=== Task directions ===
Every line below that contains "originario" is to be copied.
---------- Supplied data
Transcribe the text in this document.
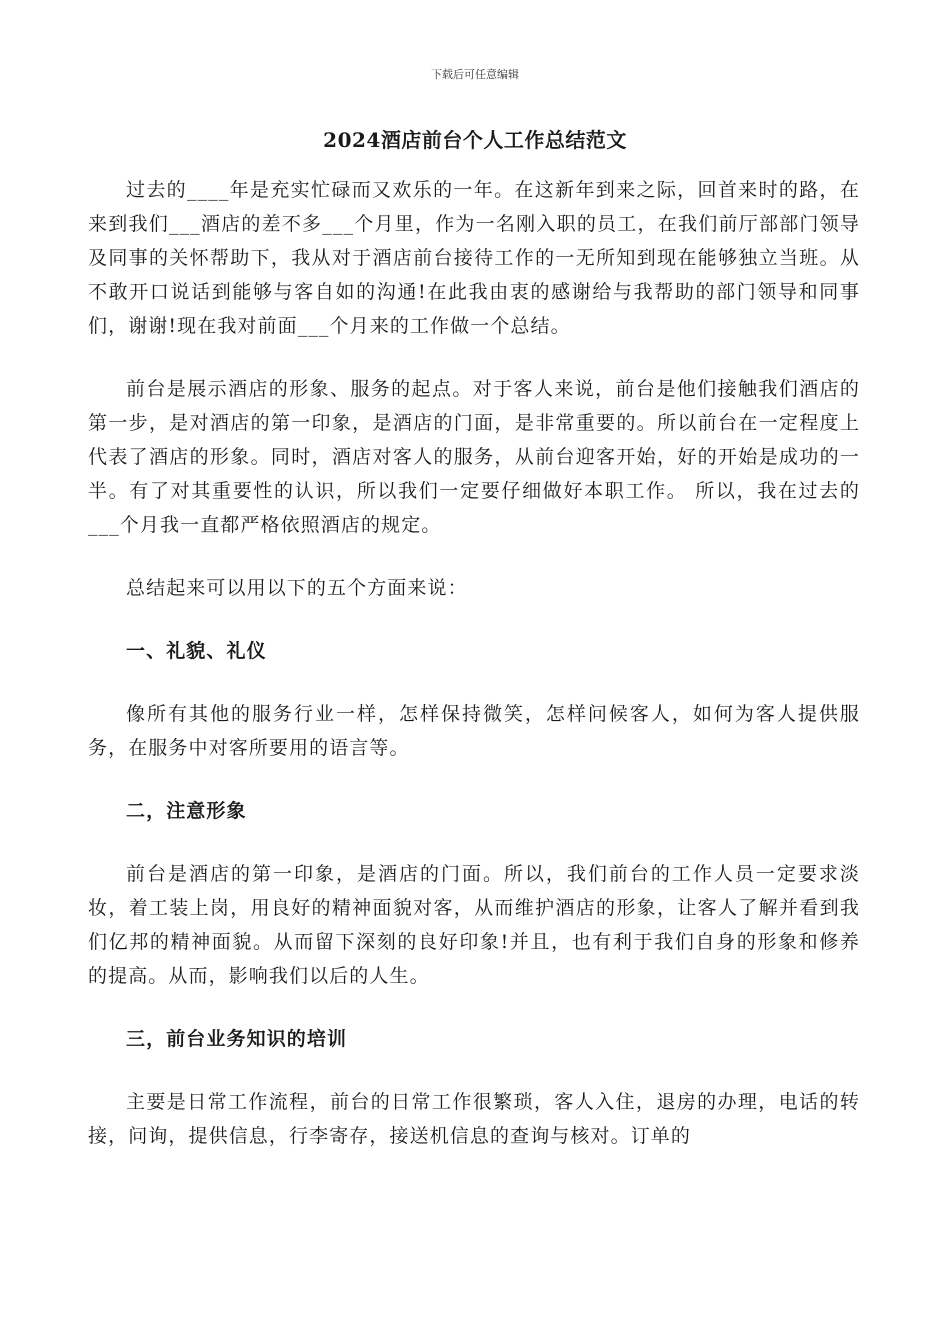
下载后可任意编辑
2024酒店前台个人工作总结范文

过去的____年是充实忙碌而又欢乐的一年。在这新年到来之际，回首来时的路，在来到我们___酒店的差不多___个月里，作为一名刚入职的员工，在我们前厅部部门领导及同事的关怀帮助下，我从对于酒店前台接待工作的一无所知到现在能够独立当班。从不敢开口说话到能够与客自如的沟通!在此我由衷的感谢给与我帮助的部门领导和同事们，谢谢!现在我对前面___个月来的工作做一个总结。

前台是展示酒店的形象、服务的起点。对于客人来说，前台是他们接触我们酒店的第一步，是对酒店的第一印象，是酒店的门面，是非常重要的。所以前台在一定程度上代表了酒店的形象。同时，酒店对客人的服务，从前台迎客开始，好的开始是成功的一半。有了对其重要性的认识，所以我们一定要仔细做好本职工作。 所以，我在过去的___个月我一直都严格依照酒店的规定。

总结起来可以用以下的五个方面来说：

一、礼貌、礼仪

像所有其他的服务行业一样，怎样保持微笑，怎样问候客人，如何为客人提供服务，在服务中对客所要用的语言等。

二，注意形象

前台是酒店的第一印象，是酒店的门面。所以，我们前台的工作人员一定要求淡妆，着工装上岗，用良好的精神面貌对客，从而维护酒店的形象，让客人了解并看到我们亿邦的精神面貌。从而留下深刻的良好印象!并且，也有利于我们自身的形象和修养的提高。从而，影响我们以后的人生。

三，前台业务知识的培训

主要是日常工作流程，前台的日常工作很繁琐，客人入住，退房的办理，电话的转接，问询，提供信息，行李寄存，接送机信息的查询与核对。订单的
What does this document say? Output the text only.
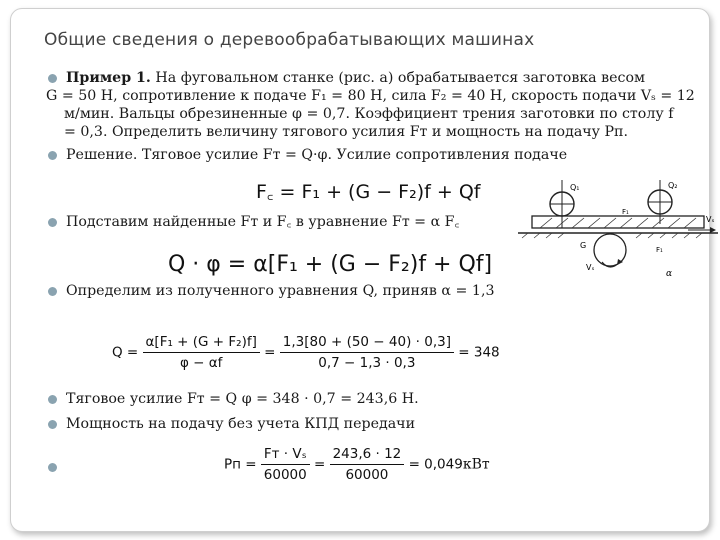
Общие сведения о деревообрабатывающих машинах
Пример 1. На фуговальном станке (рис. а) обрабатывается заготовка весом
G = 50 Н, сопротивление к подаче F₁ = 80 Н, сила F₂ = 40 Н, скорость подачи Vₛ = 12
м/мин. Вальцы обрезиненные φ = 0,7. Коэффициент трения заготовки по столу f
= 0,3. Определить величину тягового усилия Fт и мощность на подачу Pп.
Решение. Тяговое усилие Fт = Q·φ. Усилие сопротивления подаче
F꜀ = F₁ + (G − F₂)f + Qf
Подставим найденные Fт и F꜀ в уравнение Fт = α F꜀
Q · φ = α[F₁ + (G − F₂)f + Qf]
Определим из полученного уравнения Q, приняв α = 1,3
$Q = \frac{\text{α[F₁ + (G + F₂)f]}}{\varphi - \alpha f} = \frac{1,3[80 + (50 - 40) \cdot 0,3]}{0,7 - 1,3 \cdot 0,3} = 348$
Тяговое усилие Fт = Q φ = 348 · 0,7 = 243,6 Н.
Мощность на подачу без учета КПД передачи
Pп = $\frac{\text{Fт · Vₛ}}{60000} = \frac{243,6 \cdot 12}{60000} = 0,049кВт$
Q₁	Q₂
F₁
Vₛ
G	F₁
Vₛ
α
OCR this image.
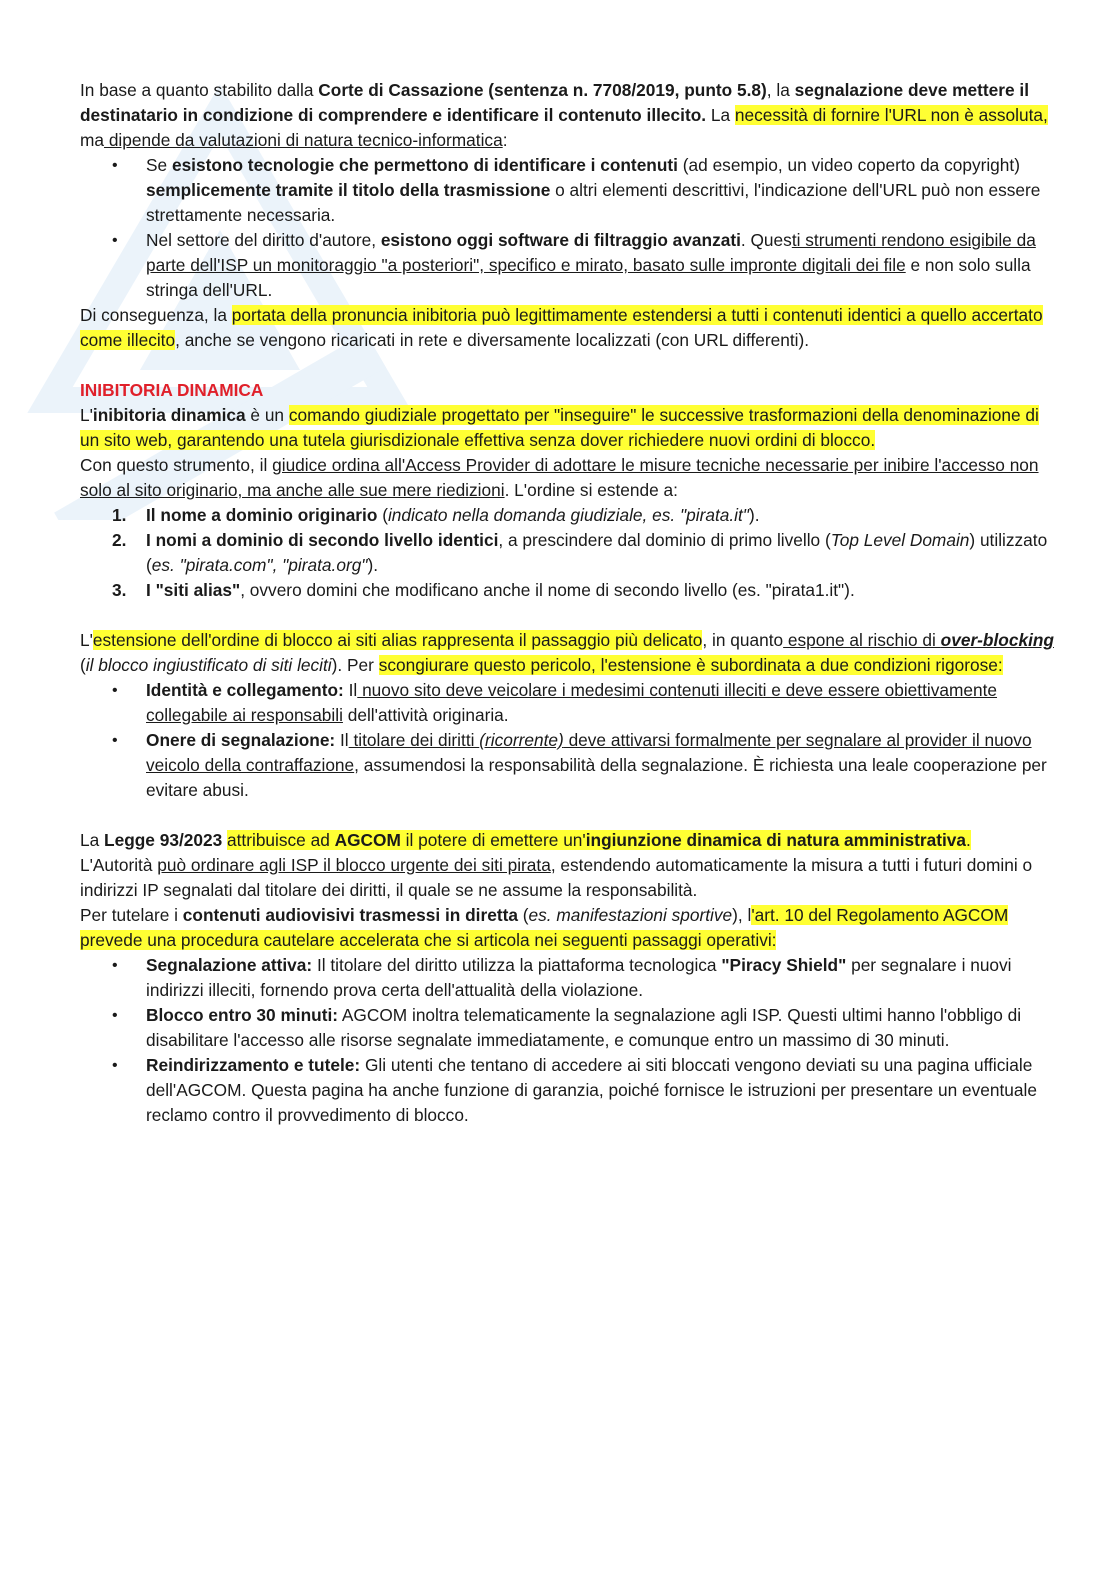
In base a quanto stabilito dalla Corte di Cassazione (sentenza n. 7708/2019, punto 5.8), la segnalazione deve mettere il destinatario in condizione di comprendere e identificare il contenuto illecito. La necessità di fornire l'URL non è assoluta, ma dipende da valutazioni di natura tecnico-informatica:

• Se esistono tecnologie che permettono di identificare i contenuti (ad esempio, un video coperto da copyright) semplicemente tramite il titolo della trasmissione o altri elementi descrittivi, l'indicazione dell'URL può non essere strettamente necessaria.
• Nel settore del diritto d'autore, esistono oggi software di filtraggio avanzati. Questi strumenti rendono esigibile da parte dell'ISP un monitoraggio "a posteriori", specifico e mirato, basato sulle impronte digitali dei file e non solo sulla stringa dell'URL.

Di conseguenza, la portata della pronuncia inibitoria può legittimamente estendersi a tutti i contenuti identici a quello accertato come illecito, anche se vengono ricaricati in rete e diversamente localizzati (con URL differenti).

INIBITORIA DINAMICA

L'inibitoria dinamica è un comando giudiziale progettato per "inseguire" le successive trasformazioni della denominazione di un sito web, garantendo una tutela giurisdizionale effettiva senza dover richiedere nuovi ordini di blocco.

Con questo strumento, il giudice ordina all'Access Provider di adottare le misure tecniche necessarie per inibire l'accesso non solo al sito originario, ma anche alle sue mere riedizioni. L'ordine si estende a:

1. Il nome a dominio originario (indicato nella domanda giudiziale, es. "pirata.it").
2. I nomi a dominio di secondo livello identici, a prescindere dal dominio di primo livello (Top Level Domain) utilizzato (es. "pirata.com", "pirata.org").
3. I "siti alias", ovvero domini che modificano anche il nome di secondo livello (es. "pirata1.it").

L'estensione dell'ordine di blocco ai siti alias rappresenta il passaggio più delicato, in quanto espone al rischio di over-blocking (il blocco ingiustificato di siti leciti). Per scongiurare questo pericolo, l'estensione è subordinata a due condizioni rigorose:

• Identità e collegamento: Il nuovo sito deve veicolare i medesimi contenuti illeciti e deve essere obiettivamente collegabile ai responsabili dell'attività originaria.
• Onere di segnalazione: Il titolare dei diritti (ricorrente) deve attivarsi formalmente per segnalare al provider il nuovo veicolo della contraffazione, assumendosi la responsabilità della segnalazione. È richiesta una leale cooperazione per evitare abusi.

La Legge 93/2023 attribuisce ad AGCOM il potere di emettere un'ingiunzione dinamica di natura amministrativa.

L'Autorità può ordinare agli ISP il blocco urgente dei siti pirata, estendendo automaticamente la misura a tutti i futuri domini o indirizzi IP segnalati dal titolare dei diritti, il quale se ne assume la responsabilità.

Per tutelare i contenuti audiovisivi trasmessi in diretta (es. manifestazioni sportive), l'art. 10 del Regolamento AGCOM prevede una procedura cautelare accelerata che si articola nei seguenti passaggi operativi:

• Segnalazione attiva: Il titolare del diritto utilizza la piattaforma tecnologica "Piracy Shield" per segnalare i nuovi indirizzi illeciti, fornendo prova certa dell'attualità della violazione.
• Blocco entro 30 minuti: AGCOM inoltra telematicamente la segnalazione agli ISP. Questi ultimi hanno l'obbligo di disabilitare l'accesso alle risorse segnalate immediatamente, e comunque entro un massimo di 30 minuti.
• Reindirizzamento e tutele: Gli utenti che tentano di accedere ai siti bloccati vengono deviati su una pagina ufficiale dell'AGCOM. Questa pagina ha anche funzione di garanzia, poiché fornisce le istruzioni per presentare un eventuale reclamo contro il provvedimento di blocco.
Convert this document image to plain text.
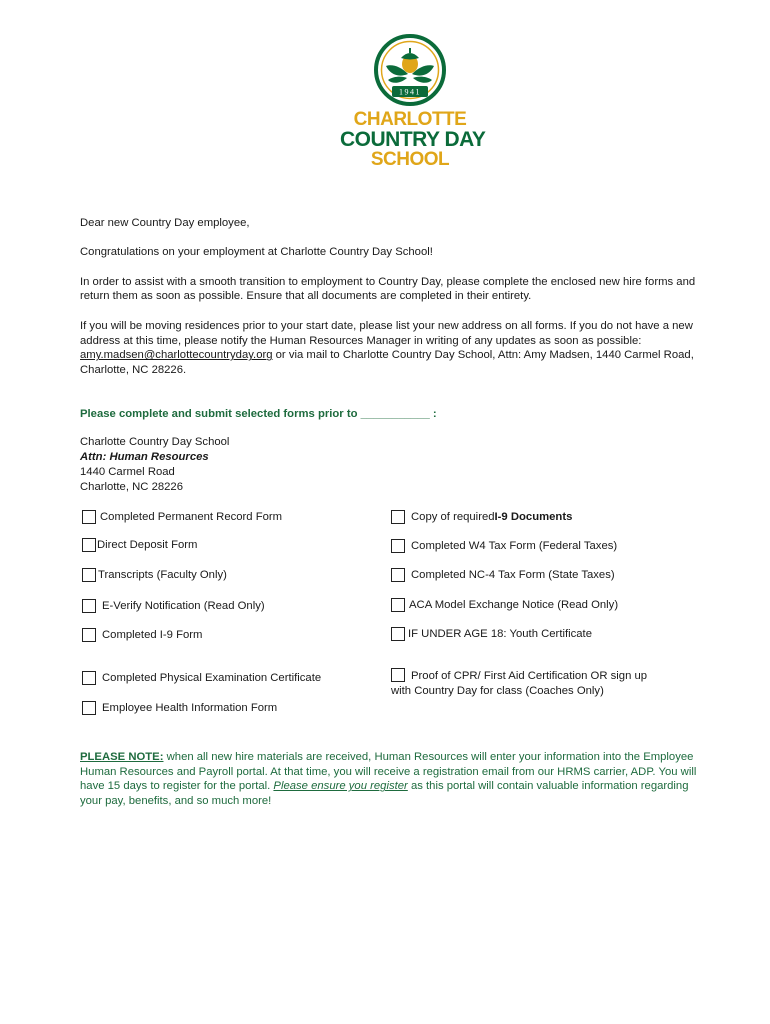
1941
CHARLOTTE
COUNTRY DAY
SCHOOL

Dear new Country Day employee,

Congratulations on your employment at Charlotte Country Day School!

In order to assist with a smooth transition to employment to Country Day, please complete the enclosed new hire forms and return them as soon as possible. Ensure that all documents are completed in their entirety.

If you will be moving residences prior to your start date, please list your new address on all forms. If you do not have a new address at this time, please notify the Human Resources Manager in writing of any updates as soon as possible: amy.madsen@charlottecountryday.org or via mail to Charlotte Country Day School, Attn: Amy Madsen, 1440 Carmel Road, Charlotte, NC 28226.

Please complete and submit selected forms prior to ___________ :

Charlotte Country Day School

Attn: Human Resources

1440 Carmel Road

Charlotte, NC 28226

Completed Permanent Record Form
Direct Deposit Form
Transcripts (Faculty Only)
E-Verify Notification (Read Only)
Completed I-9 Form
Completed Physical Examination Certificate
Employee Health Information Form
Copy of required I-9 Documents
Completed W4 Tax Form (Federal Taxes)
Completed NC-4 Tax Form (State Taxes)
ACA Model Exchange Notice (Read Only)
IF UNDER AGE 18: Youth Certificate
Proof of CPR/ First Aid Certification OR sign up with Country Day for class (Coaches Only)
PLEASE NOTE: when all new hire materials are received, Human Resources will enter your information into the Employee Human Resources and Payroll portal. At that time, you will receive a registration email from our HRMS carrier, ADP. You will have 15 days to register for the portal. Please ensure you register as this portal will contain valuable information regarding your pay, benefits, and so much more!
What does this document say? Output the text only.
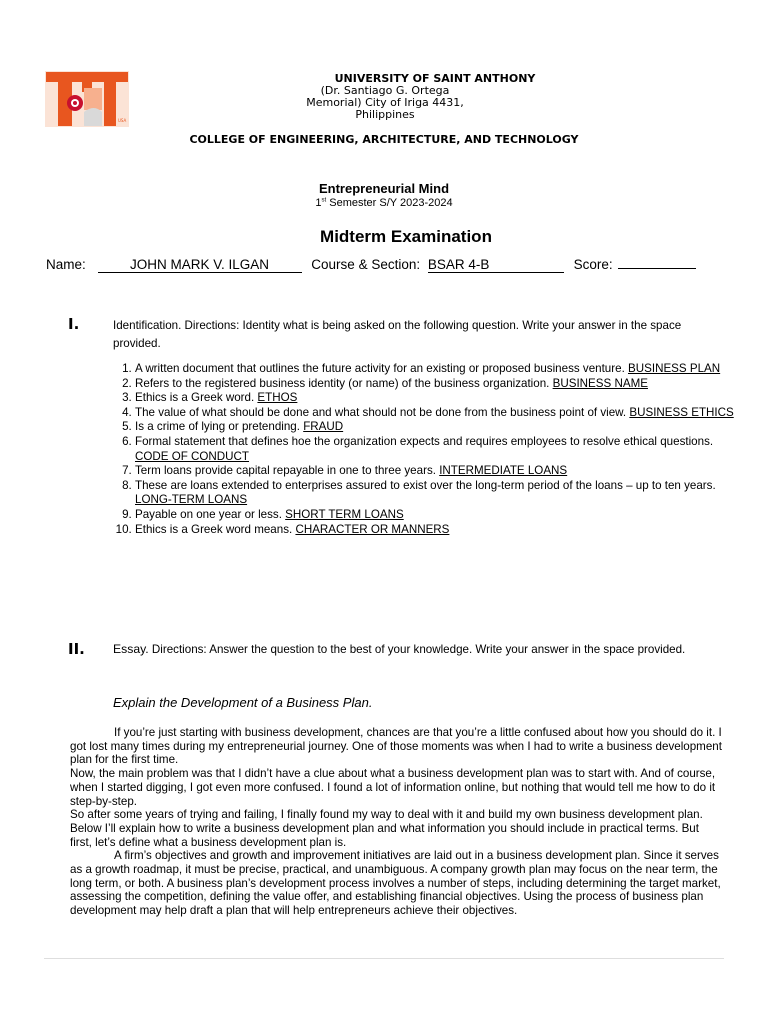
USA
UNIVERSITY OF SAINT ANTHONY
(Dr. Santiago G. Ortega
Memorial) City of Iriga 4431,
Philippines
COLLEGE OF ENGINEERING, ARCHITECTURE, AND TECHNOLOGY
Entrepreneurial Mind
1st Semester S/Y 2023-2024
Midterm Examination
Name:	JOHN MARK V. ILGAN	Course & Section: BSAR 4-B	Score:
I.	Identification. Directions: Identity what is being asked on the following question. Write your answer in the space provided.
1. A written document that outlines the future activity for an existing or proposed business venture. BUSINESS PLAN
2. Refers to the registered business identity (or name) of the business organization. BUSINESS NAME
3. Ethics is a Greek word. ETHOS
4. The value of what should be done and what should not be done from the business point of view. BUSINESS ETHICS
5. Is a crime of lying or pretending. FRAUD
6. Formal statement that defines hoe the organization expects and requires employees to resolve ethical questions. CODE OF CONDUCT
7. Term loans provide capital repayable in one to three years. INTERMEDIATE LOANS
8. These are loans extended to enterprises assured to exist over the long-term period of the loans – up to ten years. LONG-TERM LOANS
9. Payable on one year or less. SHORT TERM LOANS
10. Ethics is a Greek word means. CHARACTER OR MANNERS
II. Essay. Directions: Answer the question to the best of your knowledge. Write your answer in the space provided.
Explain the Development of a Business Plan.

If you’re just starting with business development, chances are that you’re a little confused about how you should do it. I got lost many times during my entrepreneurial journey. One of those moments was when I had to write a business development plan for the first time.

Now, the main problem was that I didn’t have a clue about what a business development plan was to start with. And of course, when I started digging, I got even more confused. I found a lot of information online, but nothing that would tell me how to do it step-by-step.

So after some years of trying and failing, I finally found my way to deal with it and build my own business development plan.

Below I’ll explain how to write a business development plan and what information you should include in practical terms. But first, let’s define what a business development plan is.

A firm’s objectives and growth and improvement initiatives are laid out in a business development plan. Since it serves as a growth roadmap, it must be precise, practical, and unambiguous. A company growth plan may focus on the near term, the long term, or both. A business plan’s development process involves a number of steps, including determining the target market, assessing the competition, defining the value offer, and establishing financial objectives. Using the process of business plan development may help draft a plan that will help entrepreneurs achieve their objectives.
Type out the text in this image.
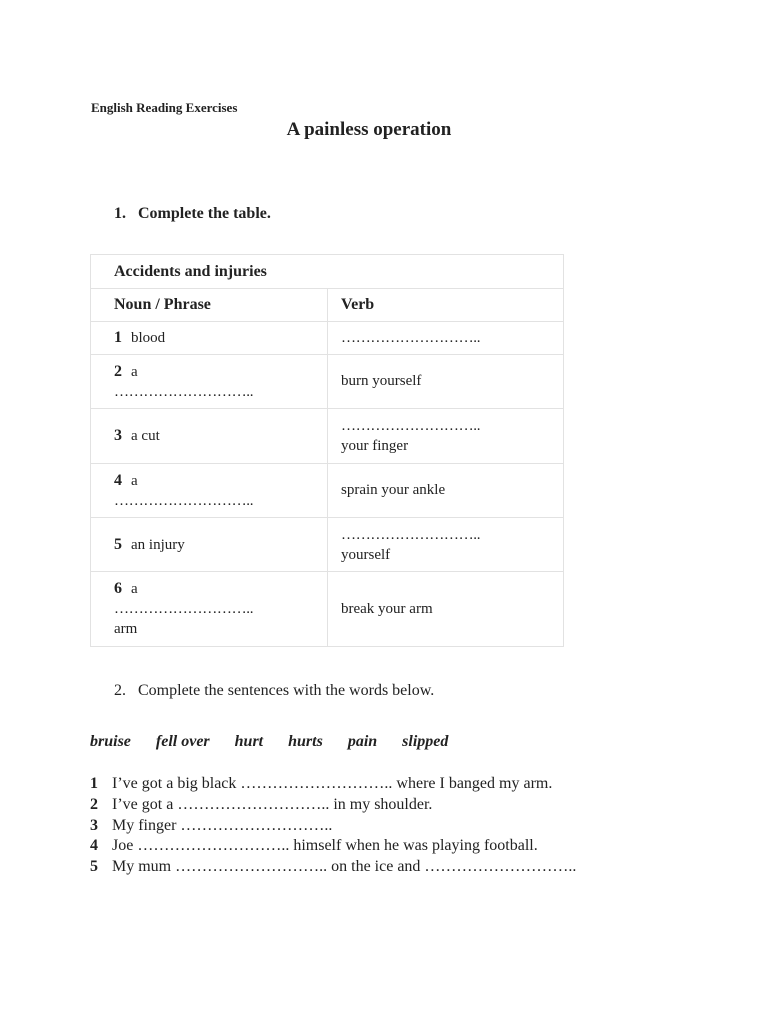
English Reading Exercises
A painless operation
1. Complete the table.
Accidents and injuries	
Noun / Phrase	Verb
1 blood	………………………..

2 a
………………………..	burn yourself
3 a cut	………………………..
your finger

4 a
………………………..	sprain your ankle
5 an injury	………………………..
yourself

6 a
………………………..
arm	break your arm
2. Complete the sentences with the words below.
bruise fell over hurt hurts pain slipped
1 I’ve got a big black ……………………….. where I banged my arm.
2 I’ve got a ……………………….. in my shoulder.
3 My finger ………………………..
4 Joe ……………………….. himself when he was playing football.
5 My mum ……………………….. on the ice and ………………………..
--------------------
=== Answer to the problem ===
Con questo strumento, il giudice ordina all'Access Provider di adottare le misure tecniche necessarie per inibire l'accesso non solo al sito originario, ma anche alle sue mere riedizioni. L'ordine si estende a:
1. Il nome a dominio originario (indicato nella domanda giudiziale, es. "pirata.it").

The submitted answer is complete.